▶ [EXERCISE BRIEF] Could you write out the records below exactly as they appear, leaving out any pictures?

▶ [DATA PROVIDED]
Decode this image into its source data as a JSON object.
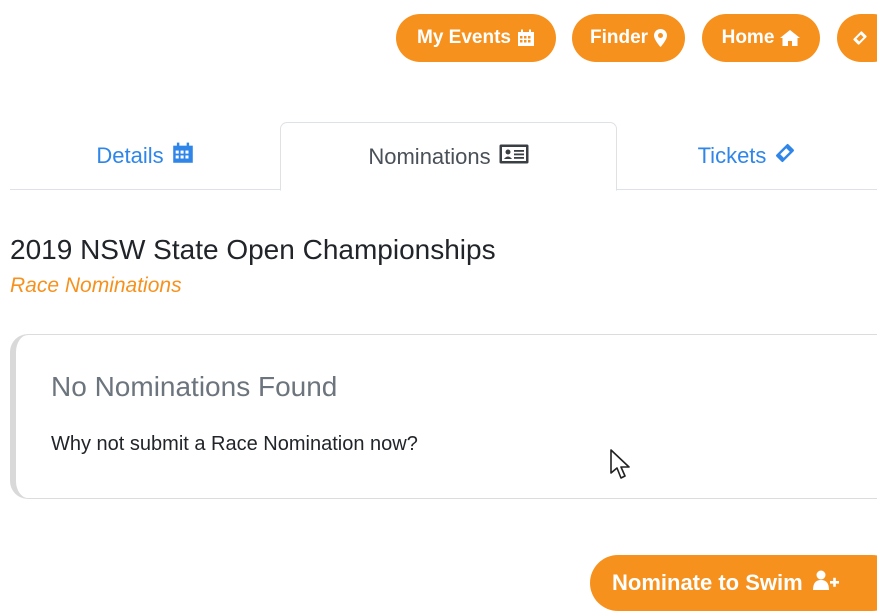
{
  "topnav": {
    "items": [
      {
        "label": "My Events",
        "icon": "calendar-icon"
      },
      {
        "label": "Finder",
        "icon": "map-marker-icon"
      },
      {
        "label": "Home",
        "icon": "home-icon"
      },
      {
        "label": "",
        "icon": "ticket-icon"
      }
    ]
  },
  "tabs": [
    {
      "label": "Details",
      "icon": "calendar-icon",
      "active": false
    },
    {
      "label": "Nominations",
      "icon": "id-card-icon",
      "active": true
    },
    {
      "label": "Tickets",
      "icon": "ticket-icon",
      "active": false
    }
  ],
  "event": {
    "title": "2019 NSW State Open Championships",
    "subtitle": "Race Nominations"
  },
  "notice": {
    "heading": "No Nominations Found",
    "body": "Why not submit a Race Nomination now?"
  },
  "actions": {
    "nominate_label": "Nominate to Swim",
    "nominate_icon": "user-plus-icon"
  },
  "colors": {
    "accent": "#f7911e",
    "link": "#2f86e8",
    "text": "#212529",
    "muted": "#6c757d",
    "border": "#dee2e6"
  }
}
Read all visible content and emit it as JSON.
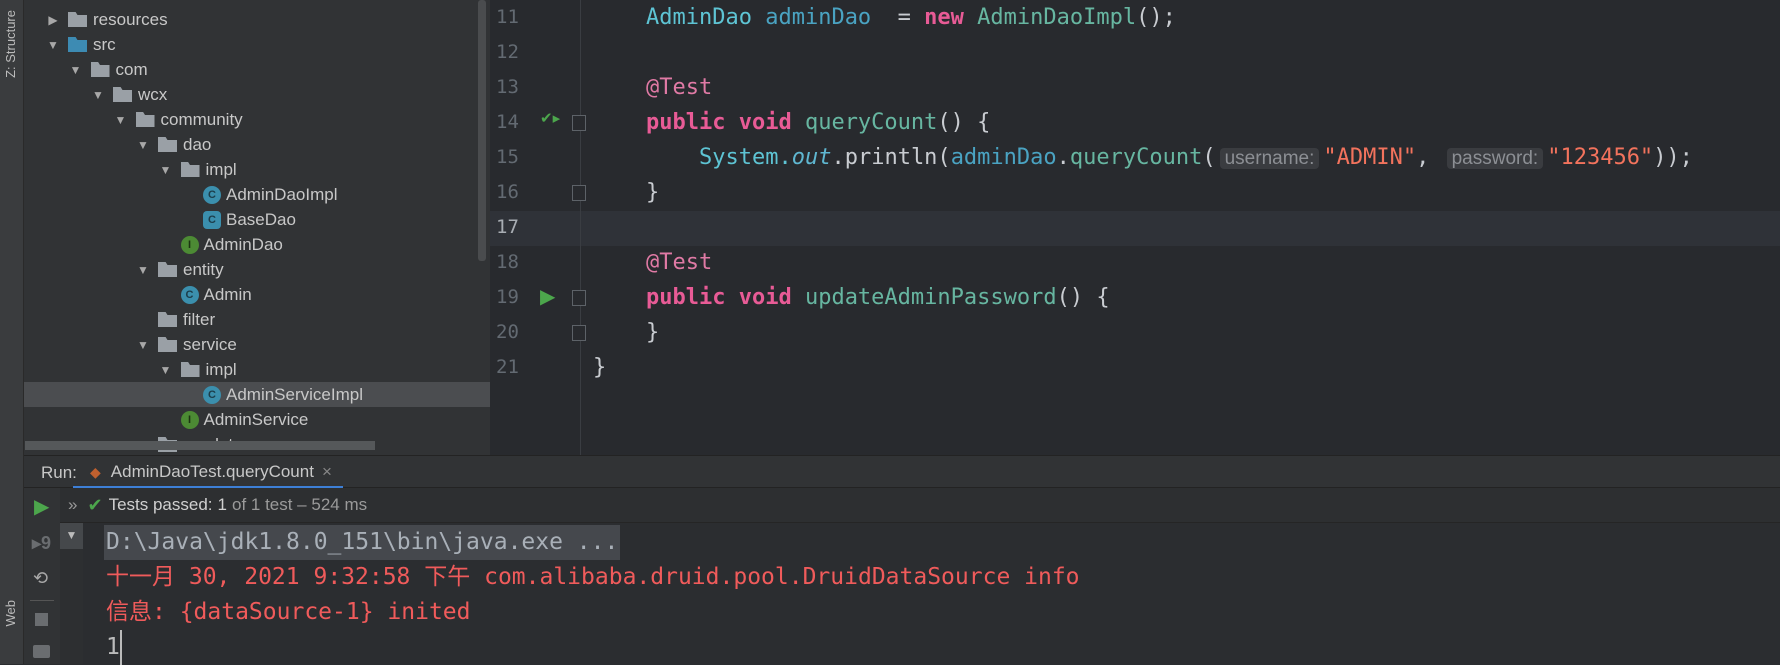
{
  "side_strip": {
    "structure": "Z: Structure",
    "web": "Web"
  },
  "tree": [
    {
      "level": 0,
      "arrow": "right",
      "icon": "res",
      "label": "resources"
    },
    {
      "level": 0,
      "arrow": "down",
      "icon": "src",
      "label": "src"
    },
    {
      "level": 1,
      "arrow": "down",
      "icon": "pkg",
      "label": "com"
    },
    {
      "level": 2,
      "arrow": "down",
      "icon": "pkg",
      "label": "wcx"
    },
    {
      "level": 3,
      "arrow": "down",
      "icon": "pkg",
      "label": "community"
    },
    {
      "level": 4,
      "arrow": "down",
      "icon": "pkg",
      "label": "dao"
    },
    {
      "level": 5,
      "arrow": "down",
      "icon": "pkg",
      "label": "impl"
    },
    {
      "level": 6,
      "arrow": "",
      "icon": "c",
      "label": "AdminDaoImpl"
    },
    {
      "level": 6,
      "arrow": "",
      "icon": "a",
      "label": "BaseDao"
    },
    {
      "level": 5,
      "arrow": "",
      "icon": "i",
      "label": "AdminDao"
    },
    {
      "level": 4,
      "arrow": "down",
      "icon": "pkg",
      "label": "entity"
    },
    {
      "level": 5,
      "arrow": "",
      "icon": "c",
      "label": "Admin"
    },
    {
      "level": 4,
      "arrow": "",
      "icon": "pkg",
      "label": "filter"
    },
    {
      "level": 4,
      "arrow": "down",
      "icon": "pkg",
      "label": "service"
    },
    {
      "level": 5,
      "arrow": "down",
      "icon": "pkg",
      "label": "impl"
    },
    {
      "level": 6,
      "arrow": "",
      "icon": "c",
      "label": "AdminServiceImpl",
      "selected": true
    },
    {
      "level": 5,
      "arrow": "",
      "icon": "i",
      "label": "AdminService"
    },
    {
      "level": 4,
      "arrow": "",
      "icon": "pkg",
      "label": "servlet"
    }
  ],
  "editor": {
    "current_line": 17,
    "lines": [
      {
        "n": "11",
        "indent": 1,
        "tokens": [
          [
            "ty",
            "AdminDao "
          ],
          [
            "fd",
            "adminDao"
          ],
          [
            "",
            "  = "
          ],
          [
            "kw",
            "new "
          ],
          [
            "fn",
            "AdminDaoImpl"
          ],
          [
            "",
            "();"
          ]
        ]
      },
      {
        "n": "12",
        "indent": 0,
        "tokens": []
      },
      {
        "n": "13",
        "indent": 1,
        "tokens": [
          [
            "an",
            "@Test"
          ]
        ]
      },
      {
        "n": "14",
        "indent": 1,
        "gutter": "run-passed",
        "fold": true,
        "tokens": [
          [
            "kw",
            "public void "
          ],
          [
            "fn",
            "queryCount"
          ],
          [
            "",
            "() {"
          ]
        ]
      },
      {
        "n": "15",
        "indent": 2,
        "tokens": [
          [
            "ty",
            "System."
          ],
          [
            "it",
            "out"
          ],
          [
            "",
            ".println("
          ],
          [
            "fd",
            "adminDao"
          ],
          [
            "",
            "."
          ],
          [
            "fn",
            "queryCount"
          ],
          [
            "",
            "("
          ],
          [
            "hint",
            "username:"
          ],
          [
            "st",
            "\"ADMIN\""
          ],
          [
            "",
            ", "
          ],
          [
            "hint",
            "password:"
          ],
          [
            "st",
            "\"123456\""
          ],
          [
            "",
            "));"
          ]
        ]
      },
      {
        "n": "16",
        "indent": 1,
        "fold": true,
        "tokens": [
          [
            "",
            "}"
          ]
        ]
      },
      {
        "n": "17",
        "indent": 0,
        "tokens": []
      },
      {
        "n": "18",
        "indent": 1,
        "tokens": [
          [
            "an",
            "@Test"
          ]
        ]
      },
      {
        "n": "19",
        "indent": 1,
        "gutter": "run",
        "fold": true,
        "tokens": [
          [
            "kw",
            "public void "
          ],
          [
            "fn",
            "updateAdminPassword"
          ],
          [
            "",
            "() {"
          ]
        ]
      },
      {
        "n": "20",
        "indent": 1,
        "fold": true,
        "tokens": [
          [
            "",
            "}"
          ]
        ]
      },
      {
        "n": "21",
        "indent": 0,
        "tokens": [
          [
            "",
            "}"
          ]
        ]
      }
    ]
  },
  "run": {
    "label": "Run:",
    "tab": "AdminDaoTest.queryCount",
    "close": "×",
    "status_prefix": "»",
    "status_bold": "Tests passed:",
    "status_count": "1",
    "status_rest": "of 1 test – 524 ms"
  },
  "console": [
    {
      "text": "D:\\Java\\jdk1.8.0_151\\bin\\java.exe ...",
      "color": "#a9b0b8",
      "highlight": true
    },
    {
      "text": "十一月 30, 2021 9:32:58 下午 com.alibaba.druid.pool.DruidDataSource info",
      "color": "#f05b5b"
    },
    {
      "text": "信息: {dataSource-1} inited",
      "color": "#f05b5b"
    },
    {
      "text": "1",
      "color": "#bbbbbb",
      "caret": true
    }
  ]
}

▶ [WRITTEN SOLUTION]
Decode this image into its source data as a JSON object.
{
  "topnav": {
    "items": [
      {
        "label": "My Events",
        "icon": "calendar-icon"
      },
      {
        "label": "Finder",
        "icon": "map-marker-icon"
      },
      {
        "label": "Home",
        "icon": "home-icon"
      },
      {
        "label": "",
        "icon": "ticket-icon"
      }
    ]
  },
  "tabs": [
    {
      "label": "Details",
      "icon": "calendar-icon",
      "active": false
    },
    {
      "label": "Nominations",
      "icon": "id-card-icon",
      "active": true
    },
    {
      "label": "Tickets",
      "icon": "ticket-icon",
      "active": false
    }
  ],
  "event": {
    "title": "2019 NSW State Open Championships",
    "subtitle": "Race Nominations"
  },
  "notice": {
    "heading": "No Nominations Found",
    "body": "Why not submit a Race Nomination now?"
  },
  "actions": {
    "nominate_label": "Nominate to Swim",
    "nominate_icon": "user-plus-icon"
  },
  "colors": {
    "accent": "#f7911e",
    "link": "#2f86e8",
    "text": "#212529",
    "muted": "#6c757d",
    "border": "#dee2e6"
  }
}
Read all visible content and emit it as JSON.
{
  "side_strip": {
    "structure": "Z: Structure",
    "web": "Web"
  },
  "tree": [
    {
      "level": 0,
      "arrow": "right",
      "icon": "res",
      "label": "resources"
    },
    {
      "level": 0,
      "arrow": "down",
      "icon": "src",
      "label": "src"
    },
    {
      "level": 1,
      "arrow": "down",
      "icon": "pkg",
      "label": "com"
    },
    {
      "level": 2,
      "arrow": "down",
      "icon": "pkg",
      "label": "wcx"
    },
    {
      "level": 3,
      "arrow": "down",
      "icon": "pkg",
      "label": "community"
    },
    {
      "level": 4,
      "arrow": "down",
      "icon": "pkg",
      "label": "dao"
    },
    {
      "level": 5,
      "arrow": "down",
      "icon": "pkg",
      "label": "impl"
    },
    {
      "level": 6,
      "arrow": "",
      "icon": "c",
      "label": "AdminDaoImpl"
    },
    {
      "level": 6,
      "arrow": "",
      "icon": "a",
      "label": "BaseDao"
    },
    {
      "level": 5,
      "arrow": "",
      "icon": "i",
      "label": "AdminDao"
    },
    {
      "level": 4,
      "arrow": "down",
      "icon": "pkg",
      "label": "entity"
    },
    {
      "level": 5,
      "arrow": "",
      "icon": "c",
      "label": "Admin"
    },
    {
      "level": 4,
      "arrow": "",
      "icon": "pkg",
      "label": "filter"
    },
    {
      "level": 4,
      "arrow": "down",
      "icon": "pkg",
      "label": "service"
    },
    {
      "level": 5,
      "arrow": "down",
      "icon": "pkg",
      "label": "impl"
    },
    {
      "level": 6,
      "arrow": "",
      "icon": "c",
      "label": "AdminServiceImpl",
      "selected": true
    },
    {
      "level": 5,
      "arrow": "",
      "icon": "i",
      "label": "AdminService"
    },
    {
      "level": 4,
      "arrow": "",
      "icon": "pkg",
      "label": "servlet"
    }
  ],
  "editor": {
    "current_line": 17,
    "lines": [
      {
        "n": "11",
        "indent": 1,
        "tokens": [
          [
            "ty",
            "AdminDao "
          ],
          [
            "fd",
            "adminDao"
          ],
          [
            "",
            "  = "
          ],
          [
            "kw",
            "new "
          ],
          [
            "fn",
            "AdminDaoImpl"
          ],
          [
            "",
            "();"
          ]
        ]
      },
      {
        "n": "12",
        "indent": 0,
        "tokens": []
      },
      {
        "n": "13",
        "indent": 1,
        "tokens": [
          [
            "an",
            "@Test"
          ]
        ]
      },
      {
        "n": "14",
        "indent": 1,
        "gutter": "run-passed",
        "fold": true,
        "tokens": [
          [
            "kw",
            "public void "
          ],
          [
            "fn",
            "queryCount"
          ],
          [
            "",
            "() {"
          ]
        ]
      },
      {
        "n": "15",
        "indent": 2,
        "tokens": [
          [
            "ty",
            "System."
          ],
          [
            "it",
            "out"
          ],
          [
            "",
            ".println("
          ],
          [
            "fd",
            "adminDao"
          ],
          [
            "",
            "."
          ],
          [
            "fn",
            "queryCount"
          ],
          [
            "",
            "("
          ],
          [
            "hint",
            "username:"
          ],
          [
            "st",
            "\"ADMIN\""
          ],
          [
            "",
            ", "
          ],
          [
            "hint",
            "password:"
          ],
          [
            "st",
            "\"123456\""
          ],
          [
            "",
            "));"
          ]
        ]
      },
      {
        "n": "16",
        "indent": 1,
        "fold": true,
        "tokens": [
          [
            "",
            "}"
          ]
        ]
      },
      {
        "n": "17",
        "indent": 0,
        "tokens": []
      },
      {
        "n": "18",
        "indent": 1,
        "tokens": [
          [
            "an",
            "@Test"
          ]
        ]
      },
      {
        "n": "19",
        "indent": 1,
        "gutter": "run",
        "fold": true,
        "tokens": [
          [
            "kw",
            "public void "
          ],
          [
            "fn",
            "updateAdminPassword"
          ],
          [
            "",
            "() {"
          ]
        ]
      },
      {
        "n": "20",
        "indent": 1,
        "fold": true,
        "tokens": [
          [
            "",
            "}"
          ]
        ]
      },
      {
        "n": "21",
        "indent": 0,
        "tokens": [
          [
            "",
            "}"
          ]
        ]
      }
    ]
  },
  "run": {
    "label": "Run:",
    "tab": "AdminDaoTest.queryCount",
    "close": "×",
    "status_prefix": "»",
    "status_bold": "Tests passed:",
    "status_count": "1",
    "status_rest": "of 1 test – 524 ms"
  },
  "console": [
    {
      "text": "D:\\Java\\jdk1.8.0_151\\bin\\java.exe ...",
      "color": "#a9b0b8",
      "highlight": true
    },
    {
      "text": "十一月 30, 2021 9:32:58 下午 com.alibaba.druid.pool.DruidDataSource info",
      "color": "#f05b5b"
    },
    {
      "text": "信息: {dataSource-1} inited",
      "color": "#f05b5b"
    },
    {
      "text": "1",
      "color": "#bbbbbb",
      "caret": true
    }
  ]
}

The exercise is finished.